TASK BRIEF
Give the data below again, word for word.
— start of PROVIDED DATA —
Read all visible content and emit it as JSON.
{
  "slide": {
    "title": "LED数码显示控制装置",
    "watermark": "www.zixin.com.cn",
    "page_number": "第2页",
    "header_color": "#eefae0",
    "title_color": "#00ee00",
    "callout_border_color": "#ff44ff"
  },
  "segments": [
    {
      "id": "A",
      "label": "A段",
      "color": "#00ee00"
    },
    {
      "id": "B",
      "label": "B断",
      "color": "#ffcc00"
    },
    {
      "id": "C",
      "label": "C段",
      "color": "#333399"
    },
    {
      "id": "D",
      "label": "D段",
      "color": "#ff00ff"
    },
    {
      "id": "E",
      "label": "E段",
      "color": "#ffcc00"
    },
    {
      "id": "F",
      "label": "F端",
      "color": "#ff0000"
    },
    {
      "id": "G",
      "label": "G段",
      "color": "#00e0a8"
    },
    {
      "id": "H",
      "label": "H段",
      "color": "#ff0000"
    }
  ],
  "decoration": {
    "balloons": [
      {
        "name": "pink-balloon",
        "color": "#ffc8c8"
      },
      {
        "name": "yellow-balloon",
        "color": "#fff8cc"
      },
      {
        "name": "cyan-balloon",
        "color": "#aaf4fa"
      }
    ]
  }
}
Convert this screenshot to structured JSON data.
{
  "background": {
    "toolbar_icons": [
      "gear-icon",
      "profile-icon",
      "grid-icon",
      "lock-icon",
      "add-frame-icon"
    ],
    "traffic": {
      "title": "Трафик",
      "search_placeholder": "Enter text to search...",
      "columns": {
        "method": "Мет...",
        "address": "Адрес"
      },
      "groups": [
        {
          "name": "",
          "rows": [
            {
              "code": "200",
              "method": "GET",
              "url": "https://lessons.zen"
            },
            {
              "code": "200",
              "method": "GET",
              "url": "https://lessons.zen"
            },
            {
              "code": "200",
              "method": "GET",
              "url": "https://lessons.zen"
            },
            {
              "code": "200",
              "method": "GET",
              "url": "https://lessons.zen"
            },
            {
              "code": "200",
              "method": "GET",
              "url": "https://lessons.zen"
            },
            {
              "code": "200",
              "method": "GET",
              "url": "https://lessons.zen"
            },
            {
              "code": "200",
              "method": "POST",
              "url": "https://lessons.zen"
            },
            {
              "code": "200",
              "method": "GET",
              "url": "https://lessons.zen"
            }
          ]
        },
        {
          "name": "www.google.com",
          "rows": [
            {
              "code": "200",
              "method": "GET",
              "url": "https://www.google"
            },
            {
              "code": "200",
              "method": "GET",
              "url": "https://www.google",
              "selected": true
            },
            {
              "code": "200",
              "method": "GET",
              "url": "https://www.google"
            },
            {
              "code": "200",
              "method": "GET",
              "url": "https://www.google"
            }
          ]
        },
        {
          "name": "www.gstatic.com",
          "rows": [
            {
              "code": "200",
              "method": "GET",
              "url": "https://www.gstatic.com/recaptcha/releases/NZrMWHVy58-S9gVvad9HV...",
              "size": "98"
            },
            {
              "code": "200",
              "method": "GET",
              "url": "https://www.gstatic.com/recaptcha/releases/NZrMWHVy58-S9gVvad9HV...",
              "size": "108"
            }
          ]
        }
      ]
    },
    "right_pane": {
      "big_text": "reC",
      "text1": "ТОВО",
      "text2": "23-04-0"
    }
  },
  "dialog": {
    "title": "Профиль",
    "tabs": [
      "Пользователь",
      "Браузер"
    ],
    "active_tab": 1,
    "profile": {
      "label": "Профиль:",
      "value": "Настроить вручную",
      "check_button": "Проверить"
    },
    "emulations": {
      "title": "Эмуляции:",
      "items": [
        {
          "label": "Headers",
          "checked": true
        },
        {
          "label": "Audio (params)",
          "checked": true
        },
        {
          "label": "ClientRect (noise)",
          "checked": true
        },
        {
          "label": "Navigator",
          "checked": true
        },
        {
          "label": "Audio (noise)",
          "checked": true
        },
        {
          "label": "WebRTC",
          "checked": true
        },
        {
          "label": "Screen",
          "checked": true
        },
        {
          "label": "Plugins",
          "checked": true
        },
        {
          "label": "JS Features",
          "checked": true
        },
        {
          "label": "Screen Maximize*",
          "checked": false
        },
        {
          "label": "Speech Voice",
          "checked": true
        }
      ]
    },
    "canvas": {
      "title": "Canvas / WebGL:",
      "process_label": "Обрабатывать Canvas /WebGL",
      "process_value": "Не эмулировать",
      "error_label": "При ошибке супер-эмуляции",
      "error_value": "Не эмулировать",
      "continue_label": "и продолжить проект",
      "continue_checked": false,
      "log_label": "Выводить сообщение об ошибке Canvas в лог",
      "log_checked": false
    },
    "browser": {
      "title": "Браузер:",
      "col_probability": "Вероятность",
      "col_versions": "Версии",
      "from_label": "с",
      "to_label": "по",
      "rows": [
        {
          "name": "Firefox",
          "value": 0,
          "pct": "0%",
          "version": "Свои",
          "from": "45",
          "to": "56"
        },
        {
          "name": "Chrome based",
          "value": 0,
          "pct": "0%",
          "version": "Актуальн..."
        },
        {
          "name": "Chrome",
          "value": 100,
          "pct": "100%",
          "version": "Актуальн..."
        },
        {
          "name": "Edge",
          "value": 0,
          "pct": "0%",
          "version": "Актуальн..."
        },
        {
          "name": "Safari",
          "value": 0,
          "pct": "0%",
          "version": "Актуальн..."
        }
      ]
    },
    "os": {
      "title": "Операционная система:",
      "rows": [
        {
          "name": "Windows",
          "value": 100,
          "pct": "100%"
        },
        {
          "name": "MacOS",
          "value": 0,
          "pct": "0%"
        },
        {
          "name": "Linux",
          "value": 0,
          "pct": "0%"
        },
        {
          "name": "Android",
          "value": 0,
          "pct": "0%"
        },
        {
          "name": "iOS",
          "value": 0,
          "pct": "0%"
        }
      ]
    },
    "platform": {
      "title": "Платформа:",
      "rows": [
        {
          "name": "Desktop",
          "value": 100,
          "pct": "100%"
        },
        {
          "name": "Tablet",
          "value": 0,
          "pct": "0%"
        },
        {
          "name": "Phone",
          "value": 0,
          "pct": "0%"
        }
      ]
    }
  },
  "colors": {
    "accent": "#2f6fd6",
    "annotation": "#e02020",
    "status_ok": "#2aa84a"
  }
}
— end of PROVIDED DATA —
CORRECT RESPONSE
Read all visible content and emit it as JSON.
{
  "slide": {
    "title": "LED数码显示控制装置",
    "watermark": "www.zixin.com.cn",
    "page_number": "第2页",
    "header_color": "#eefae0",
    "title_color": "#00ee00",
    "callout_border_color": "#ff44ff"
  },
  "segments": [
    {
      "id": "A",
      "label": "A段",
      "color": "#00ee00"
    },
    {
      "id": "B",
      "label": "B断",
      "color": "#ffcc00"
    },
    {
      "id": "C",
      "label": "C段",
      "color": "#333399"
    },
    {
      "id": "D",
      "label": "D段",
      "color": "#ff00ff"
    },
    {
      "id": "E",
      "label": "E段",
      "color": "#ffcc00"
    },
    {
      "id": "F",
      "label": "F端",
      "color": "#ff0000"
    },
    {
      "id": "G",
      "label": "G段",
      "color": "#00e0a8"
    },
    {
      "id": "H",
      "label": "H段",
      "color": "#ff0000"
    }
  ],
  "decoration": {
    "balloons": [
      {
        "name": "pink-balloon",
        "color": "#ffc8c8"
      },
      {
        "name": "yellow-balloon",
        "color": "#fff8cc"
      },
      {
        "name": "cyan-balloon",
        "color": "#aaf4fa"
      }
    ]
  }
}
Convert this screenshot to structured JSON data.
{
  "background": {
    "toolbar_icons": [
      "gear-icon",
      "profile-icon",
      "grid-icon",
      "lock-icon",
      "add-frame-icon"
    ],
    "traffic": {
      "title": "Трафик",
      "search_placeholder": "Enter text to search...",
      "columns": {
        "method": "Мет...",
        "address": "Адрес"
      },
      "groups": [
        {
          "name": "",
          "rows": [
            {
              "code": "200",
              "method": "GET",
              "url": "https://lessons.zen"
            },
            {
              "code": "200",
              "method": "GET",
              "url": "https://lessons.zen"
            },
            {
              "code": "200",
              "method": "GET",
              "url": "https://lessons.zen"
            },
            {
              "code": "200",
              "method": "GET",
              "url": "https://lessons.zen"
            },
            {
              "code": "200",
              "method": "GET",
              "url": "https://lessons.zen"
            },
            {
              "code": "200",
              "method": "GET",
              "url": "https://lessons.zen"
            },
            {
              "code": "200",
              "method": "POST",
              "url": "https://lessons.zen"
            },
            {
              "code": "200",
              "method": "GET",
              "url": "https://lessons.zen"
            }
          ]
        },
        {
          "name": "www.google.com",
          "rows": [
            {
              "code": "200",
              "method": "GET",
              "url": "https://www.google"
            },
            {
              "code": "200",
              "method": "GET",
              "url": "https://www.google",
              "selected": true
            },
            {
              "code": "200",
              "method": "GET",
              "url": "https://www.google"
            },
            {
              "code": "200",
              "method": "GET",
              "url": "https://www.google"
            }
          ]
        },
        {
          "name": "www.gstatic.com",
          "rows": [
            {
              "code": "200",
              "method": "GET",
              "url": "https://www.gstatic.com/recaptcha/releases/NZrMWHVy58-S9gVvad9HV...",
              "size": "98"
            },
            {
              "code": "200",
              "method": "GET",
              "url": "https://www.gstatic.com/recaptcha/releases/NZrMWHVy58-S9gVvad9HV...",
              "size": "108"
            }
          ]
        }
      ]
    },
    "right_pane": {
      "big_text": "reC",
      "text1": "ТОВО",
      "text2": "23-04-0"
    }
  },
  "dialog": {
    "title": "Профиль",
    "tabs": [
      "Пользователь",
      "Браузер"
    ],
    "active_tab": 1,
    "profile": {
      "label": "Профиль:",
      "value": "Настроить вручную",
      "check_button": "Проверить"
    },
    "emulations": {
      "title": "Эмуляции:",
      "items": [
        {
          "label": "Headers",
          "checked": true
        },
        {
          "label": "Audio (params)",
          "checked": true
        },
        {
          "label": "ClientRect (noise)",
          "checked": true
        },
        {
          "label": "Navigator",
          "checked": true
        },
        {
          "label": "Audio (noise)",
          "checked": true
        },
        {
          "label": "WebRTC",
          "checked": true
        },
        {
          "label": "Screen",
          "checked": true
        },
        {
          "label": "Plugins",
          "checked": true
        },
        {
          "label": "JS Features",
          "checked": true
        },
        {
          "label": "Screen Maximize*",
          "checked": false
        },
        {
          "label": "Speech Voice",
          "checked": true
        }
      ]
    },
    "canvas": {
      "title": "Canvas / WebGL:",
      "process_label": "Обрабатывать Canvas /WebGL",
      "process_value": "Не эмулировать",
      "error_label": "При ошибке супер-эмуляции",
      "error_value": "Не эмулировать",
      "continue_label": "и продолжить проект",
      "continue_checked": false,
      "log_label": "Выводить сообщение об ошибке Canvas в лог",
      "log_checked": false
    },
    "browser": {
      "title": "Браузер:",
      "col_probability": "Вероятность",
      "col_versions": "Версии",
      "from_label": "с",
      "to_label": "по",
      "rows": [
        {
          "name": "Firefox",
          "value": 0,
          "pct": "0%",
          "version": "Свои",
          "from": "45",
          "to": "56"
        },
        {
          "name": "Chrome based",
          "value": 0,
          "pct": "0%",
          "version": "Актуальн..."
        },
        {
          "name": "Chrome",
          "value": 100,
          "pct": "100%",
          "version": "Актуальн..."
        },
        {
          "name": "Edge",
          "value": 0,
          "pct": "0%",
          "version": "Актуальн..."
        },
        {
          "name": "Safari",
          "value": 0,
          "pct": "0%",
          "version": "Актуальн..."
        }
      ]
    },
    "os": {
      "title": "Операционная система:",
      "rows": [
        {
          "name": "Windows",
          "value": 100,
          "pct": "100%"
        },
        {
          "name": "MacOS",
          "value": 0,
          "pct": "0%"
        },
        {
          "name": "Linux",
          "value": 0,
          "pct": "0%"
        },
        {
          "name": "Android",
          "value": 0,
          "pct": "0%"
        },
        {
          "name": "iOS",
          "value": 0,
          "pct": "0%"
        }
      ]
    },
    "platform": {
      "title": "Платформа:",
      "rows": [
        {
          "name": "Desktop",
          "value": 100,
          "pct": "100%"
        },
        {
          "name": "Tablet",
          "value": 0,
          "pct": "0%"
        },
        {
          "name": "Phone",
          "value": 0,
          "pct": "0%"
        }
      ]
    }
  },
  "colors": {
    "accent": "#2f6fd6",
    "annotation": "#e02020",
    "status_ok": "#2aa84a"
  }
}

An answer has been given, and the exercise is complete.